Aim - Write the material out again exactly as it stands.

Supplied material -
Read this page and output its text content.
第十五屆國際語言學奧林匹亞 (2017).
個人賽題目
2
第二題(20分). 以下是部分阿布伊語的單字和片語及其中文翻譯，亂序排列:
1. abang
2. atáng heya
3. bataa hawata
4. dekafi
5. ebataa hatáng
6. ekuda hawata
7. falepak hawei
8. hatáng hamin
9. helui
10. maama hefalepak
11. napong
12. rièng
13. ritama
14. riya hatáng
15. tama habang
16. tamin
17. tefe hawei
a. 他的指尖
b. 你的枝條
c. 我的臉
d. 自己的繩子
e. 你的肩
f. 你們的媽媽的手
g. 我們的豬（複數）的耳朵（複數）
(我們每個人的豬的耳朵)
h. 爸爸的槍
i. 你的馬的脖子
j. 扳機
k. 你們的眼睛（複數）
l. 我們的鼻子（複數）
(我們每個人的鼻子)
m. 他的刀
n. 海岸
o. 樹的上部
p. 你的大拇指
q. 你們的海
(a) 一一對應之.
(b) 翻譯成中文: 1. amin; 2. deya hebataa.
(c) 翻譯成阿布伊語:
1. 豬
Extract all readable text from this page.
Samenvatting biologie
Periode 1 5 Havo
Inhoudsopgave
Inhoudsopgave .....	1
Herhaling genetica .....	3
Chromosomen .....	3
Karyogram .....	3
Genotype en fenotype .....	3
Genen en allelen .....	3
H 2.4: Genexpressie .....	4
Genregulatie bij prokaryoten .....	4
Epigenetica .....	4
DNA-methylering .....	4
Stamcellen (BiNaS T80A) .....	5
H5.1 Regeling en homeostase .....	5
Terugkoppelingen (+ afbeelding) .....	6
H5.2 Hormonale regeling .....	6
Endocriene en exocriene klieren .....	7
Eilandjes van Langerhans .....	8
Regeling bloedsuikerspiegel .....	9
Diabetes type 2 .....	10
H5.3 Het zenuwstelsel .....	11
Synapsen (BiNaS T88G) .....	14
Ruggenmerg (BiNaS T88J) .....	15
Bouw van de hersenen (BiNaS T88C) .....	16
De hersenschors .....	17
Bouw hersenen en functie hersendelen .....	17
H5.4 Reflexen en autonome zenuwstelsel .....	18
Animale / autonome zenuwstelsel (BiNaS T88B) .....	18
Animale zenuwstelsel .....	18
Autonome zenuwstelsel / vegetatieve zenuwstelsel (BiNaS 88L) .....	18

Full response -
Read this page and output its text content.
第十五屆國際語言學奧林匹亞 (2017).
個人賽題目
2
第二題(20分). 以下是部分阿布伊語的單字和片語及其中文翻譯，亂序排列:
1. abang
2. atáng heya
3. bataa hawata
4. dekafi
5. ebataa hatáng
6. ekuda hawata
7. falepak hawei
8. hatáng hamin
9. helui
10. maama hefalepak
11. napong
12. rièng
13. ritama
14. riya hatáng
15. tama habang
16. tamin
17. tefe hawei
a. 他的指尖
b. 你的枝條
c. 我的臉
d. 自己的繩子
e. 你的肩
f. 你們的媽媽的手
g. 我們的豬（複數）的耳朵（複數）
(我們每個人的豬的耳朵)
h. 爸爸的槍
i. 你的馬的脖子
j. 扳機
k. 你們的眼睛（複數）
l. 我們的鼻子（複數）
(我們每個人的鼻子)
m. 他的刀
n. 海岸
o. 樹的上部
p. 你的大拇指
q. 你們的海
(a) 一一對應之.
(b) 翻譯成中文: 1. amin; 2. deya hebataa.
(c) 翻譯成阿布伊語:
1. 豬
Extract all readable text from this page.
Samenvatting biologie
Periode 1 5 Havo
Inhoudsopgave
Inhoudsopgave .....	1
Herhaling genetica .....	3
Chromosomen .....	3
Karyogram .....	3
Genotype en fenotype .....	3
Genen en allelen .....	3
H 2.4: Genexpressie .....	4
Genregulatie bij prokaryoten .....	4
Epigenetica .....	4
DNA-methylering .....	4
Stamcellen (BiNaS T80A) .....	5
H5.1 Regeling en homeostase .....	5
Terugkoppelingen (+ afbeelding) .....	6
H5.2 Hormonale regeling .....	6
Endocriene en exocriene klieren .....	7
Eilandjes van Langerhans .....	8
Regeling bloedsuikerspiegel .....	9
Diabetes type 2 .....	10
H5.3 Het zenuwstelsel .....	11
Synapsen (BiNaS T88G) .....	14
Ruggenmerg (BiNaS T88J) .....	15
Bouw van de hersenen (BiNaS T88C) .....	16
De hersenschors .....	17
Bouw hersenen en functie hersendelen .....	17
H5.4 Reflexen en autonome zenuwstelsel .....	18
Animale / autonome zenuwstelsel (BiNaS T88B) .....	18
Animale zenuwstelsel .....	18
Autonome zenuwstelsel / vegetatieve zenuwstelsel (BiNaS 88L) .....	18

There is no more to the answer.